## WHAT NEEDS TO BE DONE
Please reproduce the stretch of the Hung Liu newsletter from "Remarkable and lush" through "reconciling disparate cultures.", changing "countryside" to "rural provinces".

## TEXT PROVIDED
================================

Hung Liu opened two museum exhibitions in the spring of 2013: "Offerings," at the Mills College Art Museum, and a major career retrospective, "Summoning Ghosts: The Art of Hung Liu," at the Oakland Museum of California. 

 

With this edition of the Newsletter, we would like to note a third, consisting of an installation of new works, "Questions from the Sky," at the San Jose Museum of Art. Having opened in June, the well-received exhibition ran through the end of September, and included a performance of painting on the museum wall. In addition, Hung had an exhibition of small self-portraits representing different stages of her life, "Portraits of a Chinese Self," at the Turner-Carroll Gallery in Santa Fe, which took place in July. Finally, a show of new paintings and a few drawings, "Qian Shan: Grandfather's Mountain," opened at the Nancy Hoffman Gallery in New York on September 12th, and ran through October 26th. Based on photographs taken by her grandfather in the 1920s & 30s of the monks and monasteries of the mountainous Qina Shan area of northern China, Hung's new paintings are an homage to the most important male figure in her life. 

 

Enjoy the newsletter!

 

Exhibitions



Questions from the Sky: New Work by Hung Liu

San Jose Museum of Art

June 6 - September 29 2013

 

Heaven's framework spans the vertical and the horizontal;

When the vital yang breath dissipates, death will ensue.

Why did the great bird call?

How did it lose its body?

 

(from "Heavenly Questions," attributed to Ch'ü Yüan (340? - 278 BCE)

 

 

Remarkable and lush paintings based on historical photographs of China have made Hung Liu one of the most beloved artists represented in SJMA's collection-and is America's most important Chinese working today. Born in Changchun in 1948, a year before the founding of the People's Republic of China, Liu experienced the Cultural Revolution first hand, spending four years of proletarian re-education in the countryside. When she came to the United States in 1984 to attend the University of California, San Diego, she was among the first mainland Chinese to study abroad and pursue an art career.  For over thirty years, she has paid witness in her paintings to the tribulations of everyday people, past and present, and their hidden stories of social injustice. She grapples with issues of self, society, and politics - as well as the challenge of reconciling disparate cultures.

 

In Questions from the Sky: New Work by Hung Liu, a very personal and poignant installation, she contemplates the cycles of life and death and the span of memory. The title of the exhibition makes reference to an ancient Chinese poem that questions the origins of the universe and the history of civilization. Like its author, Ch'ü Yüan, Liu asks unanswerable questions-not to solicit an answer so much as to revel in the process of meditation, reflection, and introspection. Composed of several elegant video works and a sweeping wall mural, "Questions from the Sky" seems suspended between "the vertical and the horizontal," as if rising, falling, and flowing forward at the same time. For the video pieces, Liu took countless pictures over a number of years with her iPhone: cloud forms dissipate, deer float in space, birds fall to earth, candle flames quickly expire, and Buddha's Hands (a gnarled kind of citrus fruit) cling to themselves, as if afraid to let go. Liu's expansive, horizontal wall mural is based on a hand scroll by Chinese artist Ma Yuan (circa 1160 -1225) of the Southern Song Dynasty depicting a rolling surge of river waves - initially tranquil, they swell into a storm.

================================

## ROWS
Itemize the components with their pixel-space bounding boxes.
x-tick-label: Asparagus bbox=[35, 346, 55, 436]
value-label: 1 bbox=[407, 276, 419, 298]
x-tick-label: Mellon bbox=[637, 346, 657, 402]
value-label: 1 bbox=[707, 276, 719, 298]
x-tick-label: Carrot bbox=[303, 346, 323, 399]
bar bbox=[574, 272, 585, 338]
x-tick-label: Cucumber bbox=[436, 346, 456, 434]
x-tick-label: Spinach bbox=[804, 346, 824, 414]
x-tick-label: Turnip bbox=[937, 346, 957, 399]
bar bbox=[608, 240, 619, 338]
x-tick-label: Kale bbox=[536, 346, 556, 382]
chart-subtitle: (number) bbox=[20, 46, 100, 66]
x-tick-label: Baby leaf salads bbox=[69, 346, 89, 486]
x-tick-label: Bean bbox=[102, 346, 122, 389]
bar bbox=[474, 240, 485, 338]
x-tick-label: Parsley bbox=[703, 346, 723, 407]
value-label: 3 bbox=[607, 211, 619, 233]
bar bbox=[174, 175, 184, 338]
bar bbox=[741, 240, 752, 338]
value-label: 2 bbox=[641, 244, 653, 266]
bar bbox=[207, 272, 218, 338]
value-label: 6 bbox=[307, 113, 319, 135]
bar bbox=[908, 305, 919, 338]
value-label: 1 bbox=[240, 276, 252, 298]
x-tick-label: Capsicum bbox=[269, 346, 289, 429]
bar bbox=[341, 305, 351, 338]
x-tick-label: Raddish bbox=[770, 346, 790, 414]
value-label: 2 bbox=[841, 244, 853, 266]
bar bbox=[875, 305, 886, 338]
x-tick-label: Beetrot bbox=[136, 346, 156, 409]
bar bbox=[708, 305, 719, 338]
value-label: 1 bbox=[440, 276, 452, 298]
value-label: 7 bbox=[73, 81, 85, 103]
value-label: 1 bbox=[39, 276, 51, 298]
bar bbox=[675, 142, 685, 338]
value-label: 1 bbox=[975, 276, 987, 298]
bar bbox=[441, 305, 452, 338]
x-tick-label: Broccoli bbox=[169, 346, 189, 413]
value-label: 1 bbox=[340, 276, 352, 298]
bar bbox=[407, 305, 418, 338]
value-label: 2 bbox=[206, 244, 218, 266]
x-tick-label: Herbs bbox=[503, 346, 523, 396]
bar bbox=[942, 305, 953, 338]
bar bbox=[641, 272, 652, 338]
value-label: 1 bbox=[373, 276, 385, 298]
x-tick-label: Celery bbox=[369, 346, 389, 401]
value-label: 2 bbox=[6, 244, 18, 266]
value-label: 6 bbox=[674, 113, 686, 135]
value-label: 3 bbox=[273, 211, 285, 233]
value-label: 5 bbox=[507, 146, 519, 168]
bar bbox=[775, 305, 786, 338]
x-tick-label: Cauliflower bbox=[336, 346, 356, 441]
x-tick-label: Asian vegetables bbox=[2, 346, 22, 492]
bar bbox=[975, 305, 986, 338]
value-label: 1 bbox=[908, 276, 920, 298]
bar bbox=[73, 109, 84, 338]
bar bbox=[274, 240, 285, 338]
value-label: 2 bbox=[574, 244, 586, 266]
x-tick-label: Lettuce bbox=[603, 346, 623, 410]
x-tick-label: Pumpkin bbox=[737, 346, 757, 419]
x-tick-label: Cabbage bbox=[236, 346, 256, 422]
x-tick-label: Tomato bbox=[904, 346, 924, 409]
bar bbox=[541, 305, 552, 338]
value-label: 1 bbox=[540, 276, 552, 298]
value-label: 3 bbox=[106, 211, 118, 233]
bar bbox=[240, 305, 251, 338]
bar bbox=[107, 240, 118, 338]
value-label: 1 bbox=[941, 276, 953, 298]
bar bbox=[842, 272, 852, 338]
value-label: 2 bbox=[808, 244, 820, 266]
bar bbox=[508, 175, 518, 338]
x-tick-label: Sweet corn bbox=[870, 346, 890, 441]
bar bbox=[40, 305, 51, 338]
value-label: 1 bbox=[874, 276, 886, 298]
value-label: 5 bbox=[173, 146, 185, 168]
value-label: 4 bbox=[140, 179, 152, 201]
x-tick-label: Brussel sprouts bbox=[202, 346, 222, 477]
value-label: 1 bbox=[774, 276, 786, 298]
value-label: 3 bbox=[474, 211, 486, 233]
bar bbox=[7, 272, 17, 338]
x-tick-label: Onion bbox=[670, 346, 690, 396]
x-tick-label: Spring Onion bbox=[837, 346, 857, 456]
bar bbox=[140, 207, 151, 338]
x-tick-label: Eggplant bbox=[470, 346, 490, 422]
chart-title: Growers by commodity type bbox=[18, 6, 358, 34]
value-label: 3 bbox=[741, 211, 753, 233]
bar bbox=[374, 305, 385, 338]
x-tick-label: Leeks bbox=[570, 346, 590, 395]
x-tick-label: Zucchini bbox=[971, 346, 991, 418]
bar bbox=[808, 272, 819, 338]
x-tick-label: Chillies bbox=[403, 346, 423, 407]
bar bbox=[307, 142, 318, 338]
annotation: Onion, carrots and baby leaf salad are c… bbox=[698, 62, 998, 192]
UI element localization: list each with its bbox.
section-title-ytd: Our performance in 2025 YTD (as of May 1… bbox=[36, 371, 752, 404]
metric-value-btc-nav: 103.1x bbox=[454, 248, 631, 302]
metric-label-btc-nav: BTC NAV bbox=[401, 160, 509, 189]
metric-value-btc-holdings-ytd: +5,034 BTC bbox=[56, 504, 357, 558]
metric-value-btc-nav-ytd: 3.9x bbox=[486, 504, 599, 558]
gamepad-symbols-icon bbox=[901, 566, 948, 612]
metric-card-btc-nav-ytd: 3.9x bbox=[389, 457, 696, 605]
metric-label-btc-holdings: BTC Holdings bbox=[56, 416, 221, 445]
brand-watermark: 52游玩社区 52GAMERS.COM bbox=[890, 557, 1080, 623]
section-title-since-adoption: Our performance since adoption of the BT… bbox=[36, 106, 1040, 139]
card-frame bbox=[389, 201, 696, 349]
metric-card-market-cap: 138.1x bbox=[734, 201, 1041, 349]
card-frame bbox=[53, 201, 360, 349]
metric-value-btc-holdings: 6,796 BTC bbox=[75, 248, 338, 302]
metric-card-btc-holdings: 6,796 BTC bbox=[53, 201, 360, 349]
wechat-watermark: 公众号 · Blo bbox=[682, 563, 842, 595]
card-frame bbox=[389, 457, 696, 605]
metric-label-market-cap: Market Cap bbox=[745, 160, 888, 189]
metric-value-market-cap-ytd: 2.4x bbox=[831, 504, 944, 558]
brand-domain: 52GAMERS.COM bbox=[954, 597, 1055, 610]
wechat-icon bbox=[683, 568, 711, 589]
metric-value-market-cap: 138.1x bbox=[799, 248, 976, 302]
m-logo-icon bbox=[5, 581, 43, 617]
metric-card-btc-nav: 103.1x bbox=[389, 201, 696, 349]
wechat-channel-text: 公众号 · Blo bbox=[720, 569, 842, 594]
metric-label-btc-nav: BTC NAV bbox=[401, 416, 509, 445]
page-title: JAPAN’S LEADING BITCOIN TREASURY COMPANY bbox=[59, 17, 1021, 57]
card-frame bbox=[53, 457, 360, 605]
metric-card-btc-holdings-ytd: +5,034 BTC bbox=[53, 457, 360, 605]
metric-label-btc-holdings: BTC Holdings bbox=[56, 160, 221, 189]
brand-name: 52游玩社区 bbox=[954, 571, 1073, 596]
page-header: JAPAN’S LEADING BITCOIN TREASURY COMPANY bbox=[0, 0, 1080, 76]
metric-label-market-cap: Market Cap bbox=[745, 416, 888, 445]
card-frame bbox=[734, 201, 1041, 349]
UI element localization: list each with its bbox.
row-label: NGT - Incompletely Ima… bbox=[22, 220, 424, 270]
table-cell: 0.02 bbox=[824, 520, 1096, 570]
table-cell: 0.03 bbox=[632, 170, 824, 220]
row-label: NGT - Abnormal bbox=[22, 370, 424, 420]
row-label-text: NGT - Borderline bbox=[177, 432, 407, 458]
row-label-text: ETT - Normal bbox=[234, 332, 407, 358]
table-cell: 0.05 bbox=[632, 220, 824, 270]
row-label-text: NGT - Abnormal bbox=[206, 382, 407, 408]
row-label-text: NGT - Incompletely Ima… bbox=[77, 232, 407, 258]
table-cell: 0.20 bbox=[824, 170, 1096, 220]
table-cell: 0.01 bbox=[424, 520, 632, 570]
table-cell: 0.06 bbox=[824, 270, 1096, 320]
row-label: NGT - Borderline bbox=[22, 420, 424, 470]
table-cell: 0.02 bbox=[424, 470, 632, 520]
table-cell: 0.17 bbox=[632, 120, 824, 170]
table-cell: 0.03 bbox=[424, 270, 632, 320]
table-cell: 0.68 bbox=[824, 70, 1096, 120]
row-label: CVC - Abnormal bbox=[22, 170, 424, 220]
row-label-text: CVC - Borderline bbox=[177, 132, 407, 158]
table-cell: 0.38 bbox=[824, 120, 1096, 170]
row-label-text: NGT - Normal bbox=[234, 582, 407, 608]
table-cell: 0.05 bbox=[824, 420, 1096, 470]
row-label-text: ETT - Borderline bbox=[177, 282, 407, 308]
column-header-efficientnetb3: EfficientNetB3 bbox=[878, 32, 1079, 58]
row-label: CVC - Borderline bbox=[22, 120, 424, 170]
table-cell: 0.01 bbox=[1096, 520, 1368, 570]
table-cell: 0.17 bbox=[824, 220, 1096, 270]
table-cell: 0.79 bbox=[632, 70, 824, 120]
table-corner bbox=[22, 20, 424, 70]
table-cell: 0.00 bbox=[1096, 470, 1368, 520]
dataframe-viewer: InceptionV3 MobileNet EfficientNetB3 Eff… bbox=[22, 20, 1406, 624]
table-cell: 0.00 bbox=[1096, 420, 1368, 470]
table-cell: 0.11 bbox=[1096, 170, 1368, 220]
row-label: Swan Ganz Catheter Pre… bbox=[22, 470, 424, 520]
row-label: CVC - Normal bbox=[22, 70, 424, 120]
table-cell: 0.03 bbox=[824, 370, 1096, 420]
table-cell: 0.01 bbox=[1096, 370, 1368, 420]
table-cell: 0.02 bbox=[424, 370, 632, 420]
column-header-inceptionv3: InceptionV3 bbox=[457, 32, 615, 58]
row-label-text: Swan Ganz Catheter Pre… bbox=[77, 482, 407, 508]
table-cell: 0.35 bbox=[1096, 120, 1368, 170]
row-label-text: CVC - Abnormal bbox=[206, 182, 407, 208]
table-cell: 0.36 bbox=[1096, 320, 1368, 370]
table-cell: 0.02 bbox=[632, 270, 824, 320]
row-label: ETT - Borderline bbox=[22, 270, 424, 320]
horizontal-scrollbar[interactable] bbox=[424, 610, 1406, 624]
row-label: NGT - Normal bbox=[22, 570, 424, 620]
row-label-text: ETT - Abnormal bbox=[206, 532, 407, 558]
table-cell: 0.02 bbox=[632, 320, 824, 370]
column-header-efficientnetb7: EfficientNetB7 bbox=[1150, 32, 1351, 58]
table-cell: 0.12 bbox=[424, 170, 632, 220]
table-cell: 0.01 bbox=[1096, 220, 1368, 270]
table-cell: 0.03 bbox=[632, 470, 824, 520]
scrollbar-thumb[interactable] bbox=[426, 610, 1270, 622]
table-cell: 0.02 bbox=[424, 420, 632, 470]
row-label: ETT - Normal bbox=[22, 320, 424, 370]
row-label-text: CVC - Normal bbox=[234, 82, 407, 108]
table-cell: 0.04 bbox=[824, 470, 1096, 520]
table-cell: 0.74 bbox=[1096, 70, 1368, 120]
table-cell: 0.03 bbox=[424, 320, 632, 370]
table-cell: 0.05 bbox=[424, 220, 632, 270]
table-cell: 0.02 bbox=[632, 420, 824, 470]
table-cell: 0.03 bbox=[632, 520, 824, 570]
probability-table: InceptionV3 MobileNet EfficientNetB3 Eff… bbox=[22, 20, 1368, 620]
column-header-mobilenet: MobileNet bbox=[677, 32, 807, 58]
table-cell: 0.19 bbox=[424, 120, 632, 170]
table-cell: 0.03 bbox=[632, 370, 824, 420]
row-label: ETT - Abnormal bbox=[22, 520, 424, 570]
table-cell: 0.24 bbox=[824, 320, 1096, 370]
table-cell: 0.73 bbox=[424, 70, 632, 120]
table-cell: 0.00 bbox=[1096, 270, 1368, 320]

================================

## RESULT OF THIS TASK
Remarkable and lush paintings based on historical photographs of China have made Hung Liu one of the most beloved artists represented in SJMA's collection-and is America's most important Chinese working today. Born in Changchun in 1948, a year before the founding of the People's Republic of China, Liu experienced the Cultural Revolution first hand, spending four years of proletarian re-education in the rural provinces. When she came to the United States in 1984 to attend the University of California, San Diego, she was among the first mainland Chinese to study abroad and pursue an art career.  For over thirty years, she has paid witness in her paintings to the tribulations of everyday people, past and present, and their hidden stories of social injustice. She grapples with issues of self, society, and politics - as well as the challenge of reconciling disparate cultures.